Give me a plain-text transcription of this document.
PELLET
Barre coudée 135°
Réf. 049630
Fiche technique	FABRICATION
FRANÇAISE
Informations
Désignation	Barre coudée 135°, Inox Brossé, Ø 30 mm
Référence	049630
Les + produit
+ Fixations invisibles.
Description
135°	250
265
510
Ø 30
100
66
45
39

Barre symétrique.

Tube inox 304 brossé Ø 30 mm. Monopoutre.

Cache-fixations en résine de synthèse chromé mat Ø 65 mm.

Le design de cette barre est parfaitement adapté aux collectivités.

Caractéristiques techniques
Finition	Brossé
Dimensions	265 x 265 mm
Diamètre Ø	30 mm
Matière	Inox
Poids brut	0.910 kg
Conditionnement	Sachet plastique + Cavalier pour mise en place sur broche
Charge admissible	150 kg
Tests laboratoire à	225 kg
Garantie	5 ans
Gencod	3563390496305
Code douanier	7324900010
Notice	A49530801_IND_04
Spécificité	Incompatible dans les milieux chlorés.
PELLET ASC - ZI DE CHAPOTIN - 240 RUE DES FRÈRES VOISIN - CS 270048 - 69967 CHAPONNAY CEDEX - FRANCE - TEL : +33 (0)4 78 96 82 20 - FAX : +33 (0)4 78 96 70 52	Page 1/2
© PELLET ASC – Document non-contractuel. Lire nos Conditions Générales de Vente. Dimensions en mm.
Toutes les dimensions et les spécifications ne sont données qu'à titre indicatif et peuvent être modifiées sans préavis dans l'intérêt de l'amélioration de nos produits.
──────────────────────────────
YOUR TASK:
In the listing, find every line with the word "dans" and state how many there are, nothing more.

THE OUTPUT:
2